**Task requirements:** Transcribe the records that follow, preserving every word.

[Collected data]
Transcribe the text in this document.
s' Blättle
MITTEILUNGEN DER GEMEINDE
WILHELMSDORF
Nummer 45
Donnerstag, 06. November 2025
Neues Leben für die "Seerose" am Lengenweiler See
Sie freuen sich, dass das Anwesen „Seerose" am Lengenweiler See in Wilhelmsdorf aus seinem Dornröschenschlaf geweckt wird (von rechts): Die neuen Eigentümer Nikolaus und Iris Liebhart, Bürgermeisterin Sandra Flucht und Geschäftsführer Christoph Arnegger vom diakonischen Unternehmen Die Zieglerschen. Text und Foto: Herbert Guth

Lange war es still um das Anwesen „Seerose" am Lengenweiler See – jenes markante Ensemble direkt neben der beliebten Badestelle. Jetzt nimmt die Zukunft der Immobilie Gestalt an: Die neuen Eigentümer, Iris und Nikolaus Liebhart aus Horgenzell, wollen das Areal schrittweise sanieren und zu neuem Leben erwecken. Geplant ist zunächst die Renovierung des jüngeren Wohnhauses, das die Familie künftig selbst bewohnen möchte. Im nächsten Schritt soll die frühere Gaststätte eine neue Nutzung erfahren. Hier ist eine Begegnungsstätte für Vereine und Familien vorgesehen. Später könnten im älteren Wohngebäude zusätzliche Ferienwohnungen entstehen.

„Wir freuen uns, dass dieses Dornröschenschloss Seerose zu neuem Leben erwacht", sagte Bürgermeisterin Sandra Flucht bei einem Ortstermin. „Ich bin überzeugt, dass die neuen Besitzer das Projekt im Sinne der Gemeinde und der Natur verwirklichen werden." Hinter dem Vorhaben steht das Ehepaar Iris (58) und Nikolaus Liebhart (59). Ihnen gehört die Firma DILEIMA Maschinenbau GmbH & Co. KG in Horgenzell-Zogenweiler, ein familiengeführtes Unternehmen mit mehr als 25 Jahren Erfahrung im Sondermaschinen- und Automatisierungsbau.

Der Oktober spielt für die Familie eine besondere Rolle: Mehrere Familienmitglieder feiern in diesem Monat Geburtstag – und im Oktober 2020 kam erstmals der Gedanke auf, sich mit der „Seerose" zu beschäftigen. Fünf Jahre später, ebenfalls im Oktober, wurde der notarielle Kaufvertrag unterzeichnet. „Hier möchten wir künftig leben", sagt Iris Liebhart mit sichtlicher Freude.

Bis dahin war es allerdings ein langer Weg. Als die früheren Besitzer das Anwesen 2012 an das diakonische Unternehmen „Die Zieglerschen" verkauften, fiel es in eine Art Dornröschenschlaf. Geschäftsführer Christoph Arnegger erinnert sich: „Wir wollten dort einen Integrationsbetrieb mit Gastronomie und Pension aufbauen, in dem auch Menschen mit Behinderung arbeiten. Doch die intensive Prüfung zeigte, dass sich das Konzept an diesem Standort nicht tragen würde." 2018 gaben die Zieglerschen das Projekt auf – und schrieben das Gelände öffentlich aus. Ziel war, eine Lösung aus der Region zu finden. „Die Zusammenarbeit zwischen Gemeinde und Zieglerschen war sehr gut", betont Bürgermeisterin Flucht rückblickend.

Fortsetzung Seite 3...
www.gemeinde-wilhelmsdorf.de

**Exercise result:**
Transcribe the text in this document.
s' Blättle
MITTEILUNGEN DER GEMEINDE
WILHELMSDORF
Nummer 45
Donnerstag, 06. November 2025
Neues Leben für die "Seerose" am Lengenweiler See
Sie freuen sich, dass das Anwesen „Seerose" am Lengenweiler See in Wilhelmsdorf aus seinem Dornröschenschlaf geweckt wird (von rechts): Die neuen Eigentümer Nikolaus und Iris Liebhart, Bürgermeisterin Sandra Flucht und Geschäftsführer Christoph Arnegger vom diakonischen Unternehmen Die Zieglerschen. Text und Foto: Herbert Guth

Lange war es still um das Anwesen „Seerose" am Lengenweiler See – jenes markante Ensemble direkt neben der beliebten Badestelle. Jetzt nimmt die Zukunft der Immobilie Gestalt an: Die neuen Eigentümer, Iris und Nikolaus Liebhart aus Horgenzell, wollen das Areal schrittweise sanieren und zu neuem Leben erwecken. Geplant ist zunächst die Renovierung des jüngeren Wohnhauses, das die Familie künftig selbst bewohnen möchte. Im nächsten Schritt soll die frühere Gaststätte eine neue Nutzung erfahren. Hier ist eine Begegnungsstätte für Vereine und Familien vorgesehen. Später könnten im älteren Wohngebäude zusätzliche Ferienwohnungen entstehen.

„Wir freuen uns, dass dieses Dornröschenschloss Seerose zu neuem Leben erwacht", sagte Bürgermeisterin Sandra Flucht bei einem Ortstermin. „Ich bin überzeugt, dass die neuen Besitzer das Projekt im Sinne der Gemeinde und der Natur verwirklichen werden." Hinter dem Vorhaben steht das Ehepaar Iris (58) und Nikolaus Liebhart (59). Ihnen gehört die Firma DILEIMA Maschinenbau GmbH & Co. KG in Horgenzell-Zogenweiler, ein familiengeführtes Unternehmen mit mehr als 25 Jahren Erfahrung im Sondermaschinen- und Automatisierungsbau.

Der Oktober spielt für die Familie eine besondere Rolle: Mehrere Familienmitglieder feiern in diesem Monat Geburtstag – und im Oktober 2020 kam erstmals der Gedanke auf, sich mit der „Seerose" zu beschäftigen. Fünf Jahre später, ebenfalls im Oktober, wurde der notarielle Kaufvertrag unterzeichnet. „Hier möchten wir künftig leben", sagt Iris Liebhart mit sichtlicher Freude.

Bis dahin war es allerdings ein langer Weg. Als die früheren Besitzer das Anwesen 2012 an das diakonische Unternehmen „Die Zieglerschen" verkauften, fiel es in eine Art Dornröschenschlaf. Geschäftsführer Christoph Arnegger erinnert sich: „Wir wollten dort einen Integrationsbetrieb mit Gastronomie und Pension aufbauen, in dem auch Menschen mit Behinderung arbeiten. Doch die intensive Prüfung zeigte, dass sich das Konzept an diesem Standort nicht tragen würde." 2018 gaben die Zieglerschen das Projekt auf – und schrieben das Gelände öffentlich aus. Ziel war, eine Lösung aus der Region zu finden. „Die Zusammenarbeit zwischen Gemeinde und Zieglerschen war sehr gut", betont Bürgermeisterin Flucht rückblickend.

Fortsetzung Seite 3...
www.gemeinde-wilhelmsdorf.de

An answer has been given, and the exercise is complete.